* Aim *
Without the images, output each record below as it stands.

* Stored entries *
* start *
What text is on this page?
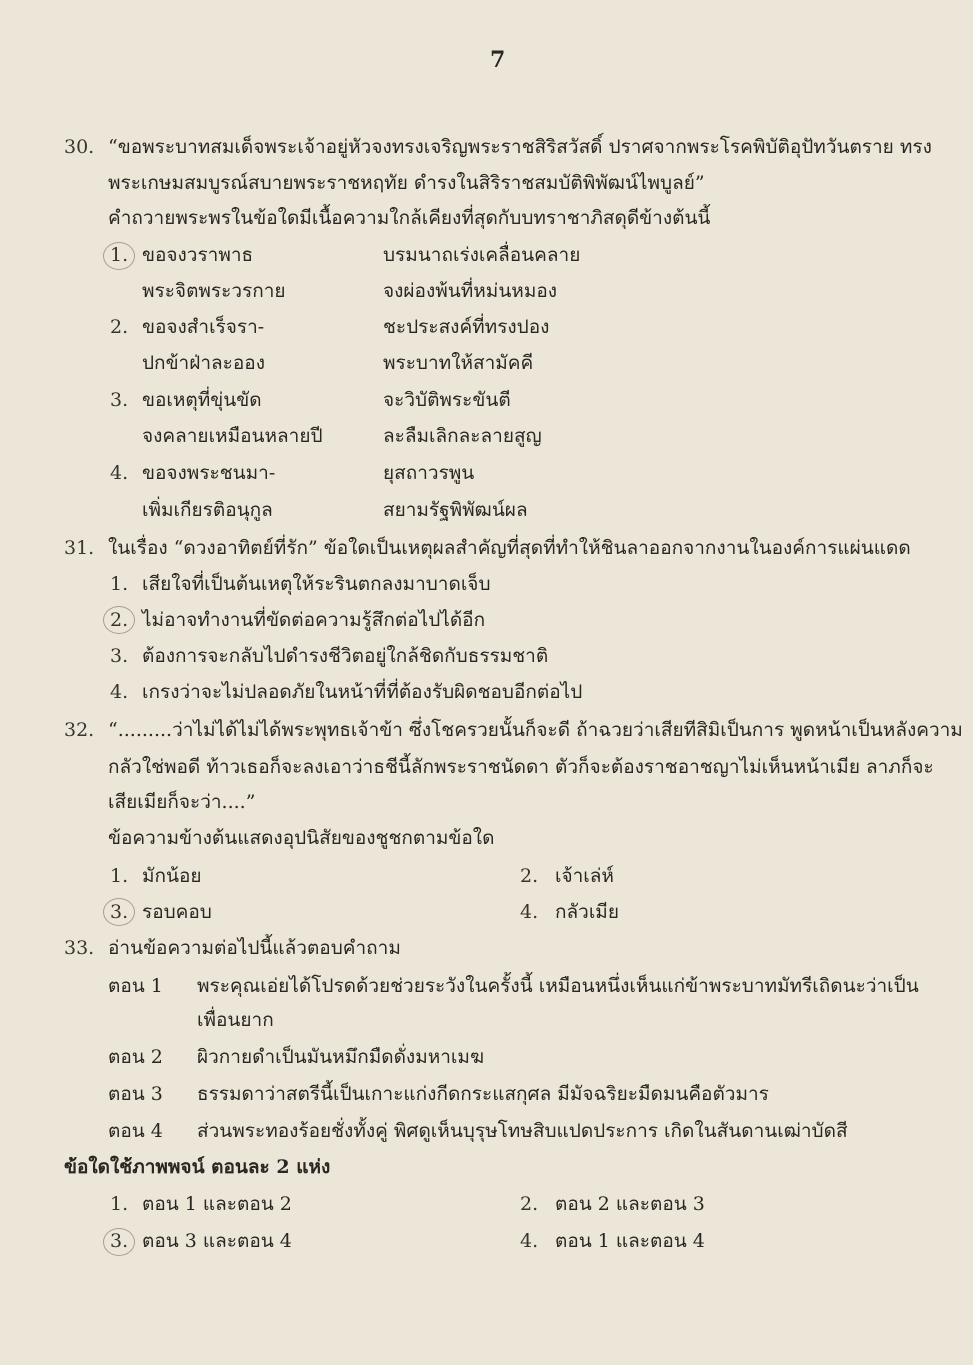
7
30. “ขอพระบาทสมเด็จพระเจ้าอยู่หัวจงทรงเจริญพระราชสิริสวัสดิ์ ปราศจากพระโรคพิบัติอุปัทวันตราย ทรง
พระเกษมสมบูรณ์สบายพระราชหฤทัย ดำรงในสิริราชสมบัติพิพัฒน์ไพบูลย์”
คำถวายพระพรในข้อใดมีเนื้อความใกล้เคียงที่สุดกับบทราชาภิสดุดีข้างต้นนี้
1. ขอจงวราพาธ	บรมนาถเร่งเคลื่อนคลาย
พระจิตพระวรกาย	จงผ่องพ้นที่หม่นหมอง
2. ขอจงสำเร็จรา-	ชะประสงค์ที่ทรงปอง
ปกข้าฝ่าละออง	พระบาทให้สามัคคี
3. ขอเหตุที่ขุ่นขัด	จะวิบัติพระขันตี
จงคลายเหมือนหลายปี	ละลืมเลิกละลายสูญ
4. ขอจงพระชนมา-	ยุสถาวรพูน
เพิ่มเกียรติอนุกูล	สยามรัฐพิพัฒน์ผล
31. ในเรื่อง “ดวงอาทิตย์ที่รัก” ข้อใดเป็นเหตุผลสำคัญที่สุดที่ทำให้ชินลาออกจากงานในองค์การแผ่นแดด
1. เสียใจที่เป็นต้นเหตุให้ระรินตกลงมาบาดเจ็บ
2. ไม่อาจทำงานที่ขัดต่อความรู้สึกต่อไปได้อีก
3. ต้องการจะกลับไปดำรงชีวิตอยู่ใกล้ชิดกับธรรมชาติ
4. เกรงว่าจะไม่ปลอดภัยในหน้าที่ที่ต้องรับผิดชอบอีกต่อไป
32. “.........ว่าไม่ได้ไม่ได้พระพุทธเจ้าข้า ซึ่งโชครวยนั้นก็จะดี ถ้าฉวยว่าเสียทีสิมิเป็นการ พูดหน้าเป็นหลังความ
กลัวใช่พอดี ท้าวเธอก็จะลงเอาว่าธชีนี้ลักพระราชนัดดา ตัวก็จะต้องราชอาชญาไม่เห็นหน้าเมีย ลาภก็จะ
เสียเมียก็จะว่า....”
ข้อความข้างต้นแสดงอุปนิสัยของชูชกตามข้อใด
1. มักน้อย	2. เจ้าเล่ห์
3. รอบคอบ	4. กลัวเมีย
33. อ่านข้อความต่อไปนี้แล้วตอบคำถาม
ตอน 1 พระคุณเอ่ยได้โปรดด้วยช่วยระวังในครั้งนี้ เหมือนหนึ่งเห็นแก่ข้าพระบาทมัทรีเถิดนะว่าเป็น
เพื่อนยาก
ตอน 2 ผิวกายดำเป็นมันหมึกมืดดั่งมหาเมฆ
ตอน 3 ธรรมดาว่าสตรีนี้เป็นเกาะแก่งกีดกระแสกุศล มีมัจฉริยะมืดมนคือตัวมาร
ตอน 4 ส่วนพระทองร้อยชั่งทั้งคู่ พิศดูเห็นบุรุษโทษสิบแปดประการ เกิดในสันดานเฒ่าบัดสี
ข้อใดใช้ภาพพจน์ ตอนละ 2 แห่ง
1. ตอน 1 และตอน 2	2. ตอน 2 และตอน 3
3. ตอน 3 และตอน 4	4. ตอน 1 และตอน 4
* end *
* Reply to the task *
What text is on this page?
7
30. “ขอพระบาทสมเด็จพระเจ้าอยู่หัวจงทรงเจริญพระราชสิริสวัสดิ์ ปราศจากพระโรคพิบัติอุปัทวันตราย ทรง
พระเกษมสมบูรณ์สบายพระราชหฤทัย ดำรงในสิริราชสมบัติพิพัฒน์ไพบูลย์”
คำถวายพระพรในข้อใดมีเนื้อความใกล้เคียงที่สุดกับบทราชาภิสดุดีข้างต้นนี้
1. ขอจงวราพาธ	บรมนาถเร่งเคลื่อนคลาย
พระจิตพระวรกาย	จงผ่องพ้นที่หม่นหมอง
2. ขอจงสำเร็จรา-	ชะประสงค์ที่ทรงปอง
ปกข้าฝ่าละออง	พระบาทให้สามัคคี
3. ขอเหตุที่ขุ่นขัด	จะวิบัติพระขันตี
จงคลายเหมือนหลายปี	ละลืมเลิกละลายสูญ
4. ขอจงพระชนมา-	ยุสถาวรพูน
เพิ่มเกียรติอนุกูล	สยามรัฐพิพัฒน์ผล
31. ในเรื่อง “ดวงอาทิตย์ที่รัก” ข้อใดเป็นเหตุผลสำคัญที่สุดที่ทำให้ชินลาออกจากงานในองค์การแผ่นแดด
1. เสียใจที่เป็นต้นเหตุให้ระรินตกลงมาบาดเจ็บ
2. ไม่อาจทำงานที่ขัดต่อความรู้สึกต่อไปได้อีก
3. ต้องการจะกลับไปดำรงชีวิตอยู่ใกล้ชิดกับธรรมชาติ
4. เกรงว่าจะไม่ปลอดภัยในหน้าที่ที่ต้องรับผิดชอบอีกต่อไป
32. “.........ว่าไม่ได้ไม่ได้พระพุทธเจ้าข้า ซึ่งโชครวยนั้นก็จะดี ถ้าฉวยว่าเสียทีสิมิเป็นการ พูดหน้าเป็นหลังความ
กลัวใช่พอดี ท้าวเธอก็จะลงเอาว่าธชีนี้ลักพระราชนัดดา ตัวก็จะต้องราชอาชญาไม่เห็นหน้าเมีย ลาภก็จะ
เสียเมียก็จะว่า....”
ข้อความข้างต้นแสดงอุปนิสัยของชูชกตามข้อใด
1. มักน้อย	2. เจ้าเล่ห์
3. รอบคอบ	4. กลัวเมีย
33. อ่านข้อความต่อไปนี้แล้วตอบคำถาม
ตอน 1 พระคุณเอ่ยได้โปรดด้วยช่วยระวังในครั้งนี้ เหมือนหนึ่งเห็นแก่ข้าพระบาทมัทรีเถิดนะว่าเป็น
เพื่อนยาก
ตอน 2 ผิวกายดำเป็นมันหมึกมืดดั่งมหาเมฆ
ตอน 3 ธรรมดาว่าสตรีนี้เป็นเกาะแก่งกีดกระแสกุศล มีมัจฉริยะมืดมนคือตัวมาร
ตอน 4 ส่วนพระทองร้อยชั่งทั้งคู่ พิศดูเห็นบุรุษโทษสิบแปดประการ เกิดในสันดานเฒ่าบัดสี
ข้อใดใช้ภาพพจน์ ตอนละ 2 แห่ง
1. ตอน 1 และตอน 2	2. ตอน 2 และตอน 3
3. ตอน 3 และตอน 4	4. ตอน 1 และตอน 4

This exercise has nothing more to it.